[Data excerpts]
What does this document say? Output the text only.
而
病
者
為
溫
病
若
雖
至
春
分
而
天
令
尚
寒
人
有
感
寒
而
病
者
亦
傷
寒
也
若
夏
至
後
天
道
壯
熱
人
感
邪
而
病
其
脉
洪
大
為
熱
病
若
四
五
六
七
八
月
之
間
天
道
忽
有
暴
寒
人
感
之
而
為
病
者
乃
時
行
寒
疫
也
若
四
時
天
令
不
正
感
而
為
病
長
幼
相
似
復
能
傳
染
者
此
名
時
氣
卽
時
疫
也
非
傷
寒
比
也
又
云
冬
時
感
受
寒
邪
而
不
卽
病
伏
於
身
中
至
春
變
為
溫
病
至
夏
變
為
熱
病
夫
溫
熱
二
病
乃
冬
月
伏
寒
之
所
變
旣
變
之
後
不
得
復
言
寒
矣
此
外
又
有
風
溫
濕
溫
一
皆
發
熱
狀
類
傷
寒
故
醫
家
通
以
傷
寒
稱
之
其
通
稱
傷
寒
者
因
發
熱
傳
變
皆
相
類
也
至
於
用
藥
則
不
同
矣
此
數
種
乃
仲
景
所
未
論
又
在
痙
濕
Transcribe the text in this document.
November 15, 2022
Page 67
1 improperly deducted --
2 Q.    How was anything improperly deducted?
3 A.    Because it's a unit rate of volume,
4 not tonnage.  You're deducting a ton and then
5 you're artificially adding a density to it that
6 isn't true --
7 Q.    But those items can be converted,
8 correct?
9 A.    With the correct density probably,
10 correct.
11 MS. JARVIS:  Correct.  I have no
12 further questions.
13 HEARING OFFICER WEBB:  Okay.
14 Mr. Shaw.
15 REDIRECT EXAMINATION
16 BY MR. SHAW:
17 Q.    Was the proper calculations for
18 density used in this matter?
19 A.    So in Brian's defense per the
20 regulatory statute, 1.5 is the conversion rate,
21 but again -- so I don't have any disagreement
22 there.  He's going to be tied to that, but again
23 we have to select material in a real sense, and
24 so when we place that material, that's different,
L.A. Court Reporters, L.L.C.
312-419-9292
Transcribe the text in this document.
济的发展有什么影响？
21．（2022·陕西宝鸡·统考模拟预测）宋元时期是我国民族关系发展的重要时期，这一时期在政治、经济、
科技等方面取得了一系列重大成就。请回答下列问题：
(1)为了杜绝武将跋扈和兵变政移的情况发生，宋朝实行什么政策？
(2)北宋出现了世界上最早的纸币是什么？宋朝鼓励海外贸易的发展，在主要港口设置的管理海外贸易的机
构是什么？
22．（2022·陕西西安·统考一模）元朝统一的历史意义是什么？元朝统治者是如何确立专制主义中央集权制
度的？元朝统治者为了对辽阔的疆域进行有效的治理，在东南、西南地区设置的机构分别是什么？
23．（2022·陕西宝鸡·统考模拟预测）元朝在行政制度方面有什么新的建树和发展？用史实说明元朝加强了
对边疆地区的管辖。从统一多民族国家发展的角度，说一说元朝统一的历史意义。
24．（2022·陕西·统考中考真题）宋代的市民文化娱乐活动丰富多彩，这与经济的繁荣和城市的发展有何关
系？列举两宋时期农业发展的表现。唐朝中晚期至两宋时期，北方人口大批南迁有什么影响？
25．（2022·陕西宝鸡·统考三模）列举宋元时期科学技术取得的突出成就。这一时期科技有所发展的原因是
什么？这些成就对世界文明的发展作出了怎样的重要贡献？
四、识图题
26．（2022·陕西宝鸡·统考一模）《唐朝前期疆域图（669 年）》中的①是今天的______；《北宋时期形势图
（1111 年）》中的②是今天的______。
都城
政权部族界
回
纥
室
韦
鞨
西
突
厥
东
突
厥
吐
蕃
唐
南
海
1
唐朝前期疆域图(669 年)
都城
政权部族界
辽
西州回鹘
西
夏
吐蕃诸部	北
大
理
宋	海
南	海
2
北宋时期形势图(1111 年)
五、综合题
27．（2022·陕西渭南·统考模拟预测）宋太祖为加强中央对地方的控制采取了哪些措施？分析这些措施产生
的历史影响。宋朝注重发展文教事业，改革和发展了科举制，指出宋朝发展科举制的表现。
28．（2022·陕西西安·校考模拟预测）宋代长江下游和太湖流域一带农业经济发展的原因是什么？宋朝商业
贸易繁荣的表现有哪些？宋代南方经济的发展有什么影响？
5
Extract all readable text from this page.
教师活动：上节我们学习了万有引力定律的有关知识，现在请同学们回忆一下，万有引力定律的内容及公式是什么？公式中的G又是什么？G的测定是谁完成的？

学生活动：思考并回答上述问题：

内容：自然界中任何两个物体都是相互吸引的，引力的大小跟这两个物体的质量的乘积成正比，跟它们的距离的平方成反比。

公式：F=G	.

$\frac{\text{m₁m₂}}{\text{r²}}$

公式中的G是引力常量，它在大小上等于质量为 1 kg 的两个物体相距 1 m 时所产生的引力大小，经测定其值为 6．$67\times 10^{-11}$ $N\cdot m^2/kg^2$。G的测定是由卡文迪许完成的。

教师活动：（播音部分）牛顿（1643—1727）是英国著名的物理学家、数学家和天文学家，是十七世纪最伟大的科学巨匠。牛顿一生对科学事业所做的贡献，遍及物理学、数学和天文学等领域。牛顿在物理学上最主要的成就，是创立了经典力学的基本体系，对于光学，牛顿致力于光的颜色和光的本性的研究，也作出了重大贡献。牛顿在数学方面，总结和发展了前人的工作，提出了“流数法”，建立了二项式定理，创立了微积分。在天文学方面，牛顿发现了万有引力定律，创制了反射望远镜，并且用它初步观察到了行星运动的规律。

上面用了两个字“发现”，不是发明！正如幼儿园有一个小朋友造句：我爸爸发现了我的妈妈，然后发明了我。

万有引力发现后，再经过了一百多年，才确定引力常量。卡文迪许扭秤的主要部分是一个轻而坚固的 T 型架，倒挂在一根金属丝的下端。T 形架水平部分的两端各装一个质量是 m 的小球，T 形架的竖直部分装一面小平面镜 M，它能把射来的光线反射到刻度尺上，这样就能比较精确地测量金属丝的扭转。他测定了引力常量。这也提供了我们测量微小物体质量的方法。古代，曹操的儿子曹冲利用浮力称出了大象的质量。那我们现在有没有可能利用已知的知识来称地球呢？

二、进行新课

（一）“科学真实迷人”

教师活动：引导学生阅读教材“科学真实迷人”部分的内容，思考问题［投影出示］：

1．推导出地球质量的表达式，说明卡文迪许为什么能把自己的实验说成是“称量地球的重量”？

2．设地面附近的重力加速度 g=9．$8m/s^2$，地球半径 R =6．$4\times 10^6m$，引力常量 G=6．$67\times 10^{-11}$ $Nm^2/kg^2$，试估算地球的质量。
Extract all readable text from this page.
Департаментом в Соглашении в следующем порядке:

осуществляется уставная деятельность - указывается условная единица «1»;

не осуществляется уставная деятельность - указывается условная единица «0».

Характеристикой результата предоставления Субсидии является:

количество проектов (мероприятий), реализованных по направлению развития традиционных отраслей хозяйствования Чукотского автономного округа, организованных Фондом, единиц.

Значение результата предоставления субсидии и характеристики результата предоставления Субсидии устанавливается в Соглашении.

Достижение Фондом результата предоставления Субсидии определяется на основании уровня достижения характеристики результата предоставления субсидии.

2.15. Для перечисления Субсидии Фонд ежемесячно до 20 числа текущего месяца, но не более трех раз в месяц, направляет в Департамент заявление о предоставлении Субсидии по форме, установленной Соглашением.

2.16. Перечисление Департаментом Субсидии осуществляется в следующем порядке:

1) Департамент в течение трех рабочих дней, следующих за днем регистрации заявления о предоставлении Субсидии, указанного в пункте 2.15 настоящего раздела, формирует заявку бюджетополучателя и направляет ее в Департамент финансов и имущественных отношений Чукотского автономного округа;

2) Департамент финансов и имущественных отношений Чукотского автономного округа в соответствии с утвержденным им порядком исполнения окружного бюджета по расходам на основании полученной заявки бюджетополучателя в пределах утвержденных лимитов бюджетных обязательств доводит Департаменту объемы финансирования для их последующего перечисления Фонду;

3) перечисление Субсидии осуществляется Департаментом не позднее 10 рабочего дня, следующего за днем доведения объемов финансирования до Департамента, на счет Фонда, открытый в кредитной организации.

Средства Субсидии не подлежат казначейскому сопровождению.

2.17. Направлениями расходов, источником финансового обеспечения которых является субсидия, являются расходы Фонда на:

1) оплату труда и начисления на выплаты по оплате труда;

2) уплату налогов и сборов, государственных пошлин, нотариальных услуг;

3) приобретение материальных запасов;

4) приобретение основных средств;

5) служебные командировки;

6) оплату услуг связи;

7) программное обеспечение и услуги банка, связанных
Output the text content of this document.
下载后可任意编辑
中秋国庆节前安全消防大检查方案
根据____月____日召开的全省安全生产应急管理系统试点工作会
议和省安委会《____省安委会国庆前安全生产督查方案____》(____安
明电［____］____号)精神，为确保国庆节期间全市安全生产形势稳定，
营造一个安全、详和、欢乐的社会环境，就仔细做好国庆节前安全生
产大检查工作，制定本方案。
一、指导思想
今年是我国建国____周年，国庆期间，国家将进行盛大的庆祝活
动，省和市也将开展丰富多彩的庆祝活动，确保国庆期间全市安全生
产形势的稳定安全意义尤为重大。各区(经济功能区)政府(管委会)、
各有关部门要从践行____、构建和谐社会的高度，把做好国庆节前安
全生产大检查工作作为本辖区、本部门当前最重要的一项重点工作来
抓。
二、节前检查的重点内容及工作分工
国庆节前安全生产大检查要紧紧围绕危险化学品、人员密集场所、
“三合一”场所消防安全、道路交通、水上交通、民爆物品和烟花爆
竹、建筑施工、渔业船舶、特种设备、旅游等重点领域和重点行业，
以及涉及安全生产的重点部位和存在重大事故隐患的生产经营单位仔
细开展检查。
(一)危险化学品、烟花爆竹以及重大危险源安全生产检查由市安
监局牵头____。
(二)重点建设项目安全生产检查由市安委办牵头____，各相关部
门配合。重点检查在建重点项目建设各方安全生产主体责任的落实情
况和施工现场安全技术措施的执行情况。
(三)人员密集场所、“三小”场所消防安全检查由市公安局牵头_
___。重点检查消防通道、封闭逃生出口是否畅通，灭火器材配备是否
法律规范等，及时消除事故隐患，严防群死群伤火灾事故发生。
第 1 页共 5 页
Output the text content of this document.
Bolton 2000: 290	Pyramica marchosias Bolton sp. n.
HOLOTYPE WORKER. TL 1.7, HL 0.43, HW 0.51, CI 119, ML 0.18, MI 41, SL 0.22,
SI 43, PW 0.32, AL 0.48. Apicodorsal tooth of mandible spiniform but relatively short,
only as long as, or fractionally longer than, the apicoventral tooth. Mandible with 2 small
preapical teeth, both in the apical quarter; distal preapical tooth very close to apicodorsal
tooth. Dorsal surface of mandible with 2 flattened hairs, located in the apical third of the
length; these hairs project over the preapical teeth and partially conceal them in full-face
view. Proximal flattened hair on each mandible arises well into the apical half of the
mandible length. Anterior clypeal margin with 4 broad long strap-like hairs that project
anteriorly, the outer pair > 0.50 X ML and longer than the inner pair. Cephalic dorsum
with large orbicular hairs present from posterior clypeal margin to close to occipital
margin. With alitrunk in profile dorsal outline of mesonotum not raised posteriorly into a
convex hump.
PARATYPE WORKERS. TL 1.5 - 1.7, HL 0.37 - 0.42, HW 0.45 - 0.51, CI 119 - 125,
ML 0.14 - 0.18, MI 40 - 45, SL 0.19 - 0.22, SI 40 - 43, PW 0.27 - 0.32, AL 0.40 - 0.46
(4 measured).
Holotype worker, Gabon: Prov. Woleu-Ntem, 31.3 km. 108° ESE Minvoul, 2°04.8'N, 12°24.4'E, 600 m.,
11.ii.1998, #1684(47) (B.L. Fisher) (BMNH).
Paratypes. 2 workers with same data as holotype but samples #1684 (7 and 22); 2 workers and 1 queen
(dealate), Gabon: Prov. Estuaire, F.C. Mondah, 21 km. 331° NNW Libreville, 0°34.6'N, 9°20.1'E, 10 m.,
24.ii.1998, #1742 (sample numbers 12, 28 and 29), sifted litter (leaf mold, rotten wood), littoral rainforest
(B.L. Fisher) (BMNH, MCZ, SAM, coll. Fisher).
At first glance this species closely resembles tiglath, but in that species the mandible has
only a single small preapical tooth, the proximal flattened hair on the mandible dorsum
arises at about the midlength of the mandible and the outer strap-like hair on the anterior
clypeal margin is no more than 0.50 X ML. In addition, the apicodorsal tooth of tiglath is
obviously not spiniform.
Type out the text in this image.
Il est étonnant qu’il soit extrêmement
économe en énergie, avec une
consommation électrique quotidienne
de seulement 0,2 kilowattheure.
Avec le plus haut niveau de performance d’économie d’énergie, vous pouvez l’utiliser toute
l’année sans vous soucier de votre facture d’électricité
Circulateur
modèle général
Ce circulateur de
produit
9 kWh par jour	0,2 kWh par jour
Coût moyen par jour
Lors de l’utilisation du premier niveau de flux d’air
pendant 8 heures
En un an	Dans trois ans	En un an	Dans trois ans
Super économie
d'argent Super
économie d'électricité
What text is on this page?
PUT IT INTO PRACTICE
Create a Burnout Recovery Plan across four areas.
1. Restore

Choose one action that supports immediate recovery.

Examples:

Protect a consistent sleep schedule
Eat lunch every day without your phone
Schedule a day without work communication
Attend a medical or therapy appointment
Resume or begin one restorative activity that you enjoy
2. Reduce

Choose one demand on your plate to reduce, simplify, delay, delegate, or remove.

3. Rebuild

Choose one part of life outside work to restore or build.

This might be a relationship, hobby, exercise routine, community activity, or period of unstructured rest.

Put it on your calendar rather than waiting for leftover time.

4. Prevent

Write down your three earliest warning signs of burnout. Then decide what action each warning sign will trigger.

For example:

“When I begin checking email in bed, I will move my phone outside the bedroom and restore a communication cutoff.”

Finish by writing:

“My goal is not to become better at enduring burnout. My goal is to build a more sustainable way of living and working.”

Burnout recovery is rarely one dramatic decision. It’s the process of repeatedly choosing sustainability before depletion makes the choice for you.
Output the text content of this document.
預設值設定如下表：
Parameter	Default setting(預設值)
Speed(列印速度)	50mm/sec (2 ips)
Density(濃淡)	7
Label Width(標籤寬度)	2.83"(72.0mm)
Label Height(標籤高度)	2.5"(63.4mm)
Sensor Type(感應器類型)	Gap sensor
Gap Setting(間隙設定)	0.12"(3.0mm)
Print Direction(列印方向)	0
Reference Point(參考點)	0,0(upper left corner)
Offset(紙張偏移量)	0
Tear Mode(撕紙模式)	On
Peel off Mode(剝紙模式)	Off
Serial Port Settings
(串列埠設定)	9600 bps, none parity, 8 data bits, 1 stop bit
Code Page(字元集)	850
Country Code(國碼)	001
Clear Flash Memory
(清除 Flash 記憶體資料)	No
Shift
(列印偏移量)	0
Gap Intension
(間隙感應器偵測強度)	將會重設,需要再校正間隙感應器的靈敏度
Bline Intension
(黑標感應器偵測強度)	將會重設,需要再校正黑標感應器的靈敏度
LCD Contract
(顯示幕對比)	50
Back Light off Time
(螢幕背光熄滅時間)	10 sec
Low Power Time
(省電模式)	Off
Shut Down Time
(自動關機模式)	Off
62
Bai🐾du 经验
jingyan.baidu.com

▸ **Given request**
From the data, list each line in which the string "Департаментом" appears.

▸ **Response to the exercise**
Департаментом в Соглашении в следующем порядке:
2.16. Перечисление Департаментом Субсидии осуществляется в следующем порядке:
3) перечисление Субсидии осуществляется Департаментом не позднее 10 рабочего дня, следующего за днем доведения объемов финансирования до Департамента, на счет Фонда, открытый в кредитной организации.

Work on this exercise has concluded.